[Dataset items]
+--
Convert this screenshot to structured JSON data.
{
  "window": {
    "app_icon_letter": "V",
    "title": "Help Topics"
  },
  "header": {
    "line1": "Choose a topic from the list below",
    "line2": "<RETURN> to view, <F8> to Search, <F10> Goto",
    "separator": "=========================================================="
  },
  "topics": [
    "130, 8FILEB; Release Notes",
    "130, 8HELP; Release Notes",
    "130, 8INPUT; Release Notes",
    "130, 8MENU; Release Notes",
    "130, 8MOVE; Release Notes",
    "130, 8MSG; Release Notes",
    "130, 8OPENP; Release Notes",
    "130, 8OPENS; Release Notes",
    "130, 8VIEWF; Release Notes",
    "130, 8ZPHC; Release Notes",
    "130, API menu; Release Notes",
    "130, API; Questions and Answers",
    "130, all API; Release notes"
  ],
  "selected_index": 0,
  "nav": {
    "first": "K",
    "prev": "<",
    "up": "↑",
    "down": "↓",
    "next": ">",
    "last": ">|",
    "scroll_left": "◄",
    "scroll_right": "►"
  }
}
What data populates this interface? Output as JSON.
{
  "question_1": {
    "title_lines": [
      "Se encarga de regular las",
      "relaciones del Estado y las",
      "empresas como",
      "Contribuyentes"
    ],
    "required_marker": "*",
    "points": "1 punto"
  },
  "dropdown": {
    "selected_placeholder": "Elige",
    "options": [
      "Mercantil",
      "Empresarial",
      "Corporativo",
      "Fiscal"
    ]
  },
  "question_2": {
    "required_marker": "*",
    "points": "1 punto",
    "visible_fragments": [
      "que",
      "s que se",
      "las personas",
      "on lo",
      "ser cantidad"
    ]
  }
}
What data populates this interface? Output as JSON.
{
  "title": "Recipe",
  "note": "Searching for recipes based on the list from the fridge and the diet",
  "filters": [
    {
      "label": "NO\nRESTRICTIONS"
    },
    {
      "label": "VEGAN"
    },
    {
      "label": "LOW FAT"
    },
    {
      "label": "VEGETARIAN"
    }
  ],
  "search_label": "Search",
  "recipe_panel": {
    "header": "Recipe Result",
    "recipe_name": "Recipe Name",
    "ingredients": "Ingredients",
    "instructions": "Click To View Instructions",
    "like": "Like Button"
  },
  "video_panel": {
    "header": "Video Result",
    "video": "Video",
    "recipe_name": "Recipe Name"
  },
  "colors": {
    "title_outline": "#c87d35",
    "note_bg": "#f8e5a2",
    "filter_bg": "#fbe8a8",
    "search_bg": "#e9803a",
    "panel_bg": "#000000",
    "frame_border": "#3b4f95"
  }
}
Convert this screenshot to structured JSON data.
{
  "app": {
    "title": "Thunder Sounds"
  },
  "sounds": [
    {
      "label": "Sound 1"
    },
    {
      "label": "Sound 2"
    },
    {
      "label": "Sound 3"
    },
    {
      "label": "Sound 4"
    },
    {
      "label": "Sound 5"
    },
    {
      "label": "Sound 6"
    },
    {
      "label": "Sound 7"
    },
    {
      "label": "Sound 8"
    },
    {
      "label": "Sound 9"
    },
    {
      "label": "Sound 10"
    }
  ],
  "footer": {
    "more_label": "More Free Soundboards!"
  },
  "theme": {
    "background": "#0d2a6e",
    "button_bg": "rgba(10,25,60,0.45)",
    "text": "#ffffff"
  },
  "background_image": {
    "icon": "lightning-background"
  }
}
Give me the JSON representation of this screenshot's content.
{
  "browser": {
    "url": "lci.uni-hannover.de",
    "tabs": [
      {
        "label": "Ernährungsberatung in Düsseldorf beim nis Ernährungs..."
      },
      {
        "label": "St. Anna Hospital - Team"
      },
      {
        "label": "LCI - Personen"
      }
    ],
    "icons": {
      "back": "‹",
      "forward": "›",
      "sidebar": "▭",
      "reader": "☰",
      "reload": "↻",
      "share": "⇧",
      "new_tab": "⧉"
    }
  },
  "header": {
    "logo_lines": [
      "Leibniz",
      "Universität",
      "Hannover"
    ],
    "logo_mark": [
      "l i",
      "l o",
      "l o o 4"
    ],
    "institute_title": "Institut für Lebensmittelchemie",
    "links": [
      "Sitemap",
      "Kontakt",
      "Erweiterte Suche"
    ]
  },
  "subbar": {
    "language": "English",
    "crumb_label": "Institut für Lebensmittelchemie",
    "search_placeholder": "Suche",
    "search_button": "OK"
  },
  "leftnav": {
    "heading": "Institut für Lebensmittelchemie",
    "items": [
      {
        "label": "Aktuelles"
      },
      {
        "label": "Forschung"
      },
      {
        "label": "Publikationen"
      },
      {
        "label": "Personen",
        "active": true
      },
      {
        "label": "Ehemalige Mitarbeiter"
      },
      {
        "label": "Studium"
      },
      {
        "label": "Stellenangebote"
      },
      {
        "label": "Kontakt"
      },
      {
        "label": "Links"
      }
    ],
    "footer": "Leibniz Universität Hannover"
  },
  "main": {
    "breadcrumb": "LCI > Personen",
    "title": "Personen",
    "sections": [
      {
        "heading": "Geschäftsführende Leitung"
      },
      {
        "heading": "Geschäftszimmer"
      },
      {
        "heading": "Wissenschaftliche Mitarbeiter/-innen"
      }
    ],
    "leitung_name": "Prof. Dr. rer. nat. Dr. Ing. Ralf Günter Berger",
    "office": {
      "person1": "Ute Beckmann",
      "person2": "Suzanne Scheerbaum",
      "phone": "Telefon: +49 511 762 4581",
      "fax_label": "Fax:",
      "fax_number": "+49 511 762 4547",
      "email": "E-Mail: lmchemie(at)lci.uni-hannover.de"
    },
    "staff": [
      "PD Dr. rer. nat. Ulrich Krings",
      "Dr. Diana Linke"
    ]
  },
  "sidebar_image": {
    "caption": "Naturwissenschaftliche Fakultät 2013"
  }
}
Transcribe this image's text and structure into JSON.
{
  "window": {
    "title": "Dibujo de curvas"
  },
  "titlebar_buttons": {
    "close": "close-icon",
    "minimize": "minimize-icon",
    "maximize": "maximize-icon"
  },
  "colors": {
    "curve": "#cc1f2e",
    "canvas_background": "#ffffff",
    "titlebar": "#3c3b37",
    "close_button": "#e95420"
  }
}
+--
- [Task prompt] Repeat all of the records above exactly as written.

- [Exercise result]
Convert this screenshot to structured JSON data.
{
  "window": {
    "app_icon_letter": "V",
    "title": "Help Topics"
  },
  "header": {
    "line1": "Choose a topic from the list below",
    "line2": "<RETURN> to view, <F8> to Search, <F10> Goto",
    "separator": "=========================================================="
  },
  "topics": [
    "130, 8FILEB; Release Notes",
    "130, 8HELP; Release Notes",
    "130, 8INPUT; Release Notes",
    "130, 8MENU; Release Notes",
    "130, 8MOVE; Release Notes",
    "130, 8MSG; Release Notes",
    "130, 8OPENP; Release Notes",
    "130, 8OPENS; Release Notes",
    "130, 8VIEWF; Release Notes",
    "130, 8ZPHC; Release Notes",
    "130, API menu; Release Notes",
    "130, API; Questions and Answers",
    "130, all API; Release notes"
  ],
  "selected_index": 0,
  "nav": {
    "first": "K",
    "prev": "<",
    "up": "↑",
    "down": "↓",
    "next": ">",
    "last": ">|",
    "scroll_left": "◄",
    "scroll_right": "►"
  }
}
What data populates this interface? Output as JSON.
{
  "question_1": {
    "title_lines": [
      "Se encarga de regular las",
      "relaciones del Estado y las",
      "empresas como",
      "Contribuyentes"
    ],
    "required_marker": "*",
    "points": "1 punto"
  },
  "dropdown": {
    "selected_placeholder": "Elige",
    "options": [
      "Mercantil",
      "Empresarial",
      "Corporativo",
      "Fiscal"
    ]
  },
  "question_2": {
    "required_marker": "*",
    "points": "1 punto",
    "visible_fragments": [
      "que",
      "s que se",
      "las personas",
      "on lo",
      "ser cantidad"
    ]
  }
}
What data populates this interface? Output as JSON.
{
  "title": "Recipe",
  "note": "Searching for recipes based on the list from the fridge and the diet",
  "filters": [
    {
      "label": "NO\nRESTRICTIONS"
    },
    {
      "label": "VEGAN"
    },
    {
      "label": "LOW FAT"
    },
    {
      "label": "VEGETARIAN"
    }
  ],
  "search_label": "Search",
  "recipe_panel": {
    "header": "Recipe Result",
    "recipe_name": "Recipe Name",
    "ingredients": "Ingredients",
    "instructions": "Click To View Instructions",
    "like": "Like Button"
  },
  "video_panel": {
    "header": "Video Result",
    "video": "Video",
    "recipe_name": "Recipe Name"
  },
  "colors": {
    "title_outline": "#c87d35",
    "note_bg": "#f8e5a2",
    "filter_bg": "#fbe8a8",
    "search_bg": "#e9803a",
    "panel_bg": "#000000",
    "frame_border": "#3b4f95"
  }
}
Convert this screenshot to structured JSON data.
{
  "app": {
    "title": "Thunder Sounds"
  },
  "sounds": [
    {
      "label": "Sound 1"
    },
    {
      "label": "Sound 2"
    },
    {
      "label": "Sound 3"
    },
    {
      "label": "Sound 4"
    },
    {
      "label": "Sound 5"
    },
    {
      "label": "Sound 6"
    },
    {
      "label": "Sound 7"
    },
    {
      "label": "Sound 8"
    },
    {
      "label": "Sound 9"
    },
    {
      "label": "Sound 10"
    }
  ],
  "footer": {
    "more_label": "More Free Soundboards!"
  },
  "theme": {
    "background": "#0d2a6e",
    "button_bg": "rgba(10,25,60,0.45)",
    "text": "#ffffff"
  },
  "background_image": {
    "icon": "lightning-background"
  }
}
Give me the JSON representation of this screenshot's content.
{
  "browser": {
    "url": "lci.uni-hannover.de",
    "tabs": [
      {
        "label": "Ernährungsberatung in Düsseldorf beim nis Ernährungs..."
      },
      {
        "label": "St. Anna Hospital - Team"
      },
      {
        "label": "LCI - Personen"
      }
    ],
    "icons": {
      "back": "‹",
      "forward": "›",
      "sidebar": "▭",
      "reader": "☰",
      "reload": "↻",
      "share": "⇧",
      "new_tab": "⧉"
    }
  },
  "header": {
    "logo_lines": [
      "Leibniz",
      "Universität",
      "Hannover"
    ],
    "logo_mark": [
      "l i",
      "l o",
      "l o o 4"
    ],
    "institute_title": "Institut für Lebensmittelchemie",
    "links": [
      "Sitemap",
      "Kontakt",
      "Erweiterte Suche"
    ]
  },
  "subbar": {
    "language": "English",
    "crumb_label": "Institut für Lebensmittelchemie",
    "search_placeholder": "Suche",
    "search_button": "OK"
  },
  "leftnav": {
    "heading": "Institut für Lebensmittelchemie",
    "items": [
      {
        "label": "Aktuelles"
      },
      {
        "label": "Forschung"
      },
      {
        "label": "Publikationen"
      },
      {
        "label": "Personen",
        "active": true
      },
      {
        "label": "Ehemalige Mitarbeiter"
      },
      {
        "label": "Studium"
      },
      {
        "label": "Stellenangebote"
      },
      {
        "label": "Kontakt"
      },
      {
        "label": "Links"
      }
    ],
    "footer": "Leibniz Universität Hannover"
  },
  "main": {
    "breadcrumb": "LCI > Personen",
    "title": "Personen",
    "sections": [
      {
        "heading": "Geschäftsführende Leitung"
      },
      {
        "heading": "Geschäftszimmer"
      },
      {
        "heading": "Wissenschaftliche Mitarbeiter/-innen"
      }
    ],
    "leitung_name": "Prof. Dr. rer. nat. Dr. Ing. Ralf Günter Berger",
    "office": {
      "person1": "Ute Beckmann",
      "person2": "Suzanne Scheerbaum",
      "phone": "Telefon: +49 511 762 4581",
      "fax_label": "Fax:",
      "fax_number": "+49 511 762 4547",
      "email": "E-Mail: lmchemie(at)lci.uni-hannover.de"
    },
    "staff": [
      "PD Dr. rer. nat. Ulrich Krings",
      "Dr. Diana Linke"
    ]
  },
  "sidebar_image": {
    "caption": "Naturwissenschaftliche Fakultät 2013"
  }
}
Transcribe this image's text and structure into JSON.
{
  "window": {
    "title": "Dibujo de curvas"
  },
  "titlebar_buttons": {
    "close": "close-icon",
    "minimize": "minimize-icon",
    "maximize": "maximize-icon"
  },
  "colors": {
    "curve": "#cc1f2e",
    "canvas_background": "#ffffff",
    "titlebar": "#3c3b37",
    "close_button": "#e95420"
  }
}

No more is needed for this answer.